── Records ──
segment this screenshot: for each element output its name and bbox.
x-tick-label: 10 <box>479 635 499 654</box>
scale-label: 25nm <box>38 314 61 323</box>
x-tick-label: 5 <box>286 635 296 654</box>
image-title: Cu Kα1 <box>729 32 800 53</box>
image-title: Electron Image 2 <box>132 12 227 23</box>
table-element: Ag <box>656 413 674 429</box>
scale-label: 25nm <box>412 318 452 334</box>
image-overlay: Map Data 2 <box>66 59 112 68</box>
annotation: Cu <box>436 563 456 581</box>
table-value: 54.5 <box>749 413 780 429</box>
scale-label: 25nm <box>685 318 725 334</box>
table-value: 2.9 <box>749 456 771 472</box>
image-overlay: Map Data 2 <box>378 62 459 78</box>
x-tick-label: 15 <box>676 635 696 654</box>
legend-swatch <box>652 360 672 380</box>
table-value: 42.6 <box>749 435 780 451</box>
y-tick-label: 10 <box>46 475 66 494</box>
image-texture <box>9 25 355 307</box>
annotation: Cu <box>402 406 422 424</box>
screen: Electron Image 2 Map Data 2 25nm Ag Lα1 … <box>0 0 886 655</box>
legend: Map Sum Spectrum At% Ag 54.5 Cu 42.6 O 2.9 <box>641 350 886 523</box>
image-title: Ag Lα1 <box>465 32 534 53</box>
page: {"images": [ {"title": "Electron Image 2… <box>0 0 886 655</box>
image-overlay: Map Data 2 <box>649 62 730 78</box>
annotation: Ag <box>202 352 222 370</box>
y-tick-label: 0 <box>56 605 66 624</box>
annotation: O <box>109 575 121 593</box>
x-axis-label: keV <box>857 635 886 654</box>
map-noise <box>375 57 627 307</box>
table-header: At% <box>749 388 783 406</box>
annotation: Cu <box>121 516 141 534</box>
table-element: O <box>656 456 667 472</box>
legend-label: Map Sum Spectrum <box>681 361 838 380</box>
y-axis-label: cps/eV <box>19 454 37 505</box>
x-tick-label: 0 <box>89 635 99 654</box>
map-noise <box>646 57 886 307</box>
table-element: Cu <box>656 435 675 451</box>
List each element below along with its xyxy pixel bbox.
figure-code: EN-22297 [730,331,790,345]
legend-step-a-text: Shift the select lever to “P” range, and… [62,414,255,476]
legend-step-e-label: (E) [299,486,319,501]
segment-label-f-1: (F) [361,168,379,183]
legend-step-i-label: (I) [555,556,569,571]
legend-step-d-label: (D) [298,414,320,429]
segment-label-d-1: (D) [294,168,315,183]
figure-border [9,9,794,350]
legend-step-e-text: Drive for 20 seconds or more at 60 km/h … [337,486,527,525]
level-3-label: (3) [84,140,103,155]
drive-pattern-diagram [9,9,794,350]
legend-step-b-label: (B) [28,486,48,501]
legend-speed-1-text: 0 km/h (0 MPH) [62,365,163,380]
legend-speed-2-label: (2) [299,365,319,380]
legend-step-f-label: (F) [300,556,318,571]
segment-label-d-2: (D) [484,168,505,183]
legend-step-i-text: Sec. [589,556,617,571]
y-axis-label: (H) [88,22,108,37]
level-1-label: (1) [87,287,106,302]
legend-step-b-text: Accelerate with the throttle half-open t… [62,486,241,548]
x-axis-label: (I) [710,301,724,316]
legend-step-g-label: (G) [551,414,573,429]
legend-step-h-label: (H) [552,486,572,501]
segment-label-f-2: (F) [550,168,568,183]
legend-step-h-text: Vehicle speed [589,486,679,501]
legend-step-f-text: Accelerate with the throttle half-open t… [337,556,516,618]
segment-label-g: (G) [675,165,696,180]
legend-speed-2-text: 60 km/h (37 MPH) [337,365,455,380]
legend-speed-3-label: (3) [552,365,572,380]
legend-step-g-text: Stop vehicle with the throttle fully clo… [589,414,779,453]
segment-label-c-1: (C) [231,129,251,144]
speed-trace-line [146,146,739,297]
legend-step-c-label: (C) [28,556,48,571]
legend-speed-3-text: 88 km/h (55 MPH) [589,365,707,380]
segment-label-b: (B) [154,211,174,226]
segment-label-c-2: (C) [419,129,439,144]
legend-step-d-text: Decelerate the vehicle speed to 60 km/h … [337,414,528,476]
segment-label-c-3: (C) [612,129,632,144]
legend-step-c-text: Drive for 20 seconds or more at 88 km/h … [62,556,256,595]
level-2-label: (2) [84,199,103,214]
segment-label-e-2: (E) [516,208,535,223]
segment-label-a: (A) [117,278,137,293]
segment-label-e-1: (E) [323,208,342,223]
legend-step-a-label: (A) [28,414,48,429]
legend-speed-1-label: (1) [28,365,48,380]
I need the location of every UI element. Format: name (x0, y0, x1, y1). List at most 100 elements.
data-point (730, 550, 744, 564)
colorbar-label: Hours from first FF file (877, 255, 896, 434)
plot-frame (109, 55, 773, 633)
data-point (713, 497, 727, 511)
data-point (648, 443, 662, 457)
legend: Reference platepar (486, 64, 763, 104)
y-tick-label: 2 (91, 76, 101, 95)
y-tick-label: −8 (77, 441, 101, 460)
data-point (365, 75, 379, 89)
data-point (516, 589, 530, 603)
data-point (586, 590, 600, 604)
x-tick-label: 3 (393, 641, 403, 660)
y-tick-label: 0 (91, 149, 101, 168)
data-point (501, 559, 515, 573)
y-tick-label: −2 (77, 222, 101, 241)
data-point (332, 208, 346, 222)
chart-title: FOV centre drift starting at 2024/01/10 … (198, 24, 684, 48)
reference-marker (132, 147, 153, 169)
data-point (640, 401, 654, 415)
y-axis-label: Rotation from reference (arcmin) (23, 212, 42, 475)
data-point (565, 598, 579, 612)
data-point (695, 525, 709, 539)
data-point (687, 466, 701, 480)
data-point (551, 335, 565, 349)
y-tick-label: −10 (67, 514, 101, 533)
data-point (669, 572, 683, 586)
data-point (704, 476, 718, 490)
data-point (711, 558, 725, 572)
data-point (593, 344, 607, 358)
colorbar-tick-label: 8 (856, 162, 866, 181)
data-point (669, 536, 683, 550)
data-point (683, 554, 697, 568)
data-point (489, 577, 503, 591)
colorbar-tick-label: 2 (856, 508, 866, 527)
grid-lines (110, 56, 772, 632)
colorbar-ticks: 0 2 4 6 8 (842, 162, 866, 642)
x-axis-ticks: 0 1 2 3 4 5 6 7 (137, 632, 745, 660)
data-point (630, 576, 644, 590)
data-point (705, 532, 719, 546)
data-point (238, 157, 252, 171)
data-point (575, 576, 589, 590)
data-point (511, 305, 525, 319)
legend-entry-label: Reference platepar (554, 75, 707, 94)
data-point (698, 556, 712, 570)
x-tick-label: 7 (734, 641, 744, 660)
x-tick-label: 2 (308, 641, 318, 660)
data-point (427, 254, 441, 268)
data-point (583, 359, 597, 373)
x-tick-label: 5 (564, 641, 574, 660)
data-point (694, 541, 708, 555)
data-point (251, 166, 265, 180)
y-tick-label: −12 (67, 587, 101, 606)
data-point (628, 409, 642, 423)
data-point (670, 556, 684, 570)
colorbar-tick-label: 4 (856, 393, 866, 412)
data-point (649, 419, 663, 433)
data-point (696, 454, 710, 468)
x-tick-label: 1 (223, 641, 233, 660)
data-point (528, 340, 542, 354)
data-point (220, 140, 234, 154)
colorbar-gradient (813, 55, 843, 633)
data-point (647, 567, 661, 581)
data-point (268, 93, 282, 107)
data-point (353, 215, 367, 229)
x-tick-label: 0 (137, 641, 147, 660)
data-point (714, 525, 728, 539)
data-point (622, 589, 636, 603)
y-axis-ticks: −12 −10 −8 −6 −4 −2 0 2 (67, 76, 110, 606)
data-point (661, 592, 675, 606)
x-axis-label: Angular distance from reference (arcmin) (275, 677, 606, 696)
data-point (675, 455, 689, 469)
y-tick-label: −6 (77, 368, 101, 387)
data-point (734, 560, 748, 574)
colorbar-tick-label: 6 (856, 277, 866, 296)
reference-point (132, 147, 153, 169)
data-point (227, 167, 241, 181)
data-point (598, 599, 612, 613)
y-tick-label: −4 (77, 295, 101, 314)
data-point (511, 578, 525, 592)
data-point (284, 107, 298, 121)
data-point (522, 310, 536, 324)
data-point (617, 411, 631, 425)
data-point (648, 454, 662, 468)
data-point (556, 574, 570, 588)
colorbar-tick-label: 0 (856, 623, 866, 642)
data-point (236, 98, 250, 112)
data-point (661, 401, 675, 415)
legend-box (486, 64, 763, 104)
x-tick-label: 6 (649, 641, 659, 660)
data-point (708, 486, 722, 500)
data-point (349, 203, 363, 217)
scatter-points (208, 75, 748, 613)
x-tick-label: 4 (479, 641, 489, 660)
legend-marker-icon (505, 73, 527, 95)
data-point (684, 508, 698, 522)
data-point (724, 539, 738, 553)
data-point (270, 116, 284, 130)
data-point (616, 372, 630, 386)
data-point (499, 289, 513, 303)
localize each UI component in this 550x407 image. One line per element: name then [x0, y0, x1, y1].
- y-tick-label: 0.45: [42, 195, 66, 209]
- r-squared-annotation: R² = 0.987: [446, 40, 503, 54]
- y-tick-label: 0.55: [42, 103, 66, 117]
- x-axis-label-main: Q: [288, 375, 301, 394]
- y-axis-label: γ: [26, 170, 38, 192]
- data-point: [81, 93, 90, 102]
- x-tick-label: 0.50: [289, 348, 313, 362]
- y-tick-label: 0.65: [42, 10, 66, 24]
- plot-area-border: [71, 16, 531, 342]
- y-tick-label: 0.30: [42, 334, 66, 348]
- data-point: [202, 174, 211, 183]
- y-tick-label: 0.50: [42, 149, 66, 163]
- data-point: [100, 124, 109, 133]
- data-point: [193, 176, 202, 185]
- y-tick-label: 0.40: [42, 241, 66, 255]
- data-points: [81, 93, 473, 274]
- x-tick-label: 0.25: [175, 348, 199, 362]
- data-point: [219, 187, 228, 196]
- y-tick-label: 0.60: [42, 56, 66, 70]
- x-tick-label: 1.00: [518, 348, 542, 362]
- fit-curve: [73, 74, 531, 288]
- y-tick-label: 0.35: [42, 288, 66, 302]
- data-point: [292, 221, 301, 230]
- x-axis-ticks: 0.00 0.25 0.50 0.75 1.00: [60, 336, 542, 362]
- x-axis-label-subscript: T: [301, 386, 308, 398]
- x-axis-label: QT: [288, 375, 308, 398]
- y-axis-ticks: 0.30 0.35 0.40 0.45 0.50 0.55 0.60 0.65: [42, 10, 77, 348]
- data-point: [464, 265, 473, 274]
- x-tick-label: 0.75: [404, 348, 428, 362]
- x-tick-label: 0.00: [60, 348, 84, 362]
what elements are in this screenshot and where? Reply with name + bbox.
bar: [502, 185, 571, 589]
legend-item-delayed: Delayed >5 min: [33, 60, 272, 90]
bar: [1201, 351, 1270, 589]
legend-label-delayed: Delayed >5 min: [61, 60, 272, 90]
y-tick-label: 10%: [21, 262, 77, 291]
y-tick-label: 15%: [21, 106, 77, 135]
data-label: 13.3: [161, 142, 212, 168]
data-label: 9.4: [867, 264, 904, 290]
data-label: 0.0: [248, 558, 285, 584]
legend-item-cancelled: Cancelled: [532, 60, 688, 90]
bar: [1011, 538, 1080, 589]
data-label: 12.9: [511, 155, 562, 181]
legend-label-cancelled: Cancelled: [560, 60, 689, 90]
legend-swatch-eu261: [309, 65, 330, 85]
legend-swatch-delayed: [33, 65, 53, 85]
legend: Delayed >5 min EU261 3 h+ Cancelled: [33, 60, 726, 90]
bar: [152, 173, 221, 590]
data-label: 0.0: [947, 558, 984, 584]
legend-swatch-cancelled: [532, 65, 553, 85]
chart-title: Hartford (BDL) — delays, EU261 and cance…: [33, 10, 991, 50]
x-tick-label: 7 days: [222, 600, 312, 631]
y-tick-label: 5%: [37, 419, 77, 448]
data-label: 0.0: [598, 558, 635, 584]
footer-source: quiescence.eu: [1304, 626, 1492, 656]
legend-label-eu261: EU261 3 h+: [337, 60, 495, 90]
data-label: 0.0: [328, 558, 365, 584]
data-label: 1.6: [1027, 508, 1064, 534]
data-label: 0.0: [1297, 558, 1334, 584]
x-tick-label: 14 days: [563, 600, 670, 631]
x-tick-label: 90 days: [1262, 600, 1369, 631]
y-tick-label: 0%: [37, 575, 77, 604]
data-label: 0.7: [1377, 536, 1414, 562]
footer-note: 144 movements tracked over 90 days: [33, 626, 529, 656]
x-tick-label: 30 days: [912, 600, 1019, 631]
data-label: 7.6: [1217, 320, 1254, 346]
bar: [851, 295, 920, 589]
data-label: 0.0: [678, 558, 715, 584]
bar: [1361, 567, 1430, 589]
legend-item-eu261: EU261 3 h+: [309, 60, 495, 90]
───
[Given request]:
Render the entries as a numbered list, from the first line of the entries through the line containing "image-title: Electron Image", both included, and omit blank lines.

[Task response]:
1. segment this screenshot: for each element output its name and bbox.
2. x-tick-label: 10 <box>479 635 499 654</box>
3. scale-label: 25nm <box>38 314 61 323</box>
4. x-tick-label: 5 <box>286 635 296 654</box>
5. image-title: Cu Kα1 <box>729 32 800 53</box>
6. image-title: Electron Image 2 <box>132 12 227 23</box>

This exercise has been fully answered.